* What is asked *
Search the listing for "text" and copy every line where it appears.

* Stored records *
##########

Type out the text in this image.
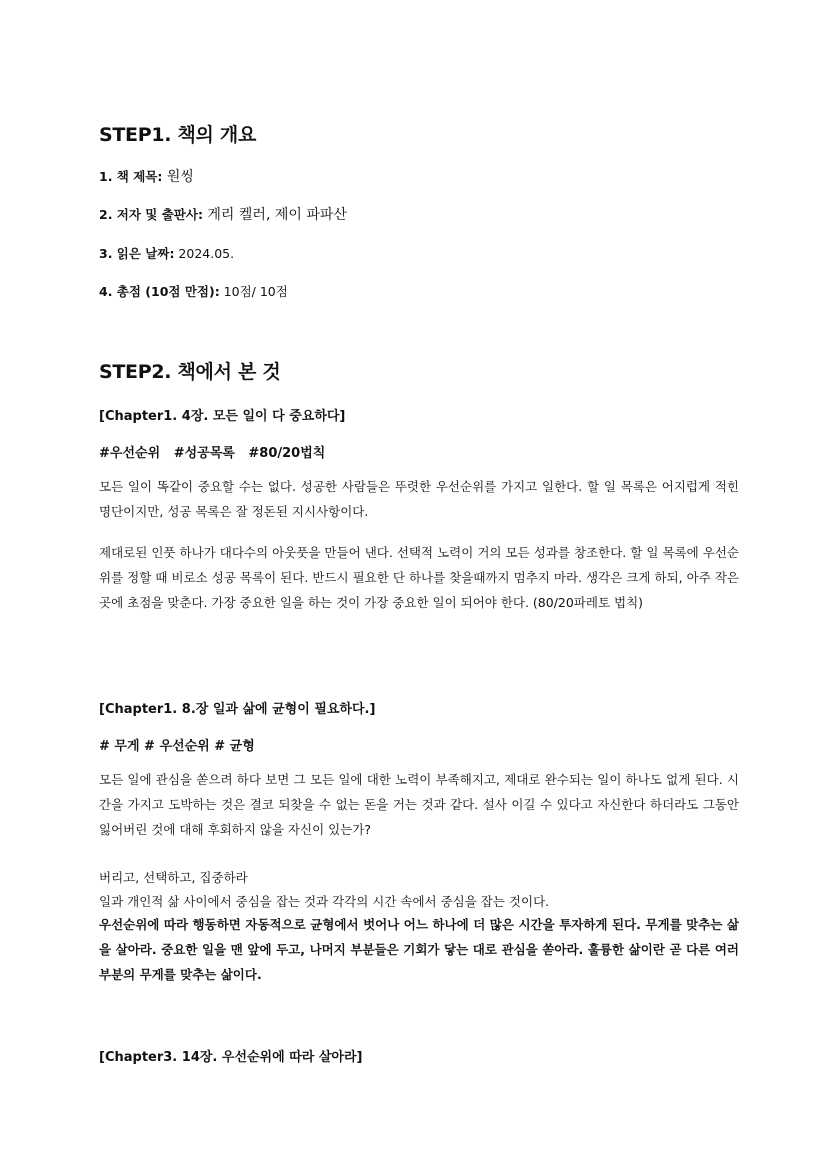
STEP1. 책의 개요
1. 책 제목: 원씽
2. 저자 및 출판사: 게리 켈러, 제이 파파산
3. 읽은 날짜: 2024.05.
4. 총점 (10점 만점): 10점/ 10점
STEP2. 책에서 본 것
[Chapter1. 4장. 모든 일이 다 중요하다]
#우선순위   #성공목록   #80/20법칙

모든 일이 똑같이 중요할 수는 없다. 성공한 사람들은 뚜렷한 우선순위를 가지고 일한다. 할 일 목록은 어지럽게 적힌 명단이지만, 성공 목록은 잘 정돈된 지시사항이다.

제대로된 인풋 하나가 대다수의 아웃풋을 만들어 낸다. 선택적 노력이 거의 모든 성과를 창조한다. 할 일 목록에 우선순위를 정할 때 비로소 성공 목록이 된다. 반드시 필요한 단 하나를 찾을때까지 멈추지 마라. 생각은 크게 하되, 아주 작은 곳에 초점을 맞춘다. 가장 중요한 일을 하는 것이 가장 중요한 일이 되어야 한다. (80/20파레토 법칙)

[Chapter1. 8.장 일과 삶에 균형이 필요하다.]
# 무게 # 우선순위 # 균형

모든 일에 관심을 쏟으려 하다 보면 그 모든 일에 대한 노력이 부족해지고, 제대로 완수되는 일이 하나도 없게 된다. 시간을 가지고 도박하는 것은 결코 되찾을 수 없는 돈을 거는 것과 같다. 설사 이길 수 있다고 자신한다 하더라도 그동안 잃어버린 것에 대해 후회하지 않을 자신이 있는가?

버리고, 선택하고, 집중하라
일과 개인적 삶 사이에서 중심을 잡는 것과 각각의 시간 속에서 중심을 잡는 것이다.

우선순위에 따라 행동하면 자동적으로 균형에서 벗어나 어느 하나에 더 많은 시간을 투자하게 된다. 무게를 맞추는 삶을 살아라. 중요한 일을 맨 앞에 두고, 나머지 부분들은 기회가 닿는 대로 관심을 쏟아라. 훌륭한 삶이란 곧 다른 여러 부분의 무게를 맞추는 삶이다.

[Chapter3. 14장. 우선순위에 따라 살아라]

##########

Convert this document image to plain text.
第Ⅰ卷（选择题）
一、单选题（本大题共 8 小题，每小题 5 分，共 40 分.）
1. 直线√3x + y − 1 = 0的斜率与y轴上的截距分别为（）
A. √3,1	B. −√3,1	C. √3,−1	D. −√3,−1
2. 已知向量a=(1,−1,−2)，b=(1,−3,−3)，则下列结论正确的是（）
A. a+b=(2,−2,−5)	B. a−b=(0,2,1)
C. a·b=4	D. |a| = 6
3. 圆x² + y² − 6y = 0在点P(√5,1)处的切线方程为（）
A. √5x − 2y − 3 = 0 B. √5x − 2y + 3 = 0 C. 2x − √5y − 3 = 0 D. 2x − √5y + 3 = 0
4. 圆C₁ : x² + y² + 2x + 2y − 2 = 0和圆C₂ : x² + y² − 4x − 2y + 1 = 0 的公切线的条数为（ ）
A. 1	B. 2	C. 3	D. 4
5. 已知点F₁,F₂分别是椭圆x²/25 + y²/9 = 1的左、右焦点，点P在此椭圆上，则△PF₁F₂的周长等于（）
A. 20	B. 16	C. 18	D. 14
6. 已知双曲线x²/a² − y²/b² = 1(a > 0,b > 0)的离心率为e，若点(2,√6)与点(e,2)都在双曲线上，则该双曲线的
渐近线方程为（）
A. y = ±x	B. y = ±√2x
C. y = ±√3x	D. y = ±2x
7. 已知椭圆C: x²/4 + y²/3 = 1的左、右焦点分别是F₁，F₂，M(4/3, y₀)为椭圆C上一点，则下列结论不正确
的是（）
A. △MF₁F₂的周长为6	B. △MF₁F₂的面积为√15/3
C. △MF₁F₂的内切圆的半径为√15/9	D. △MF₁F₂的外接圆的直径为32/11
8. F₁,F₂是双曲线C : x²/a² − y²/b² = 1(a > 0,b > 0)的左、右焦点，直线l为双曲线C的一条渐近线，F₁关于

##########

* Response to this exercise *
Type out the text in this image.
Convert this document image to plain text.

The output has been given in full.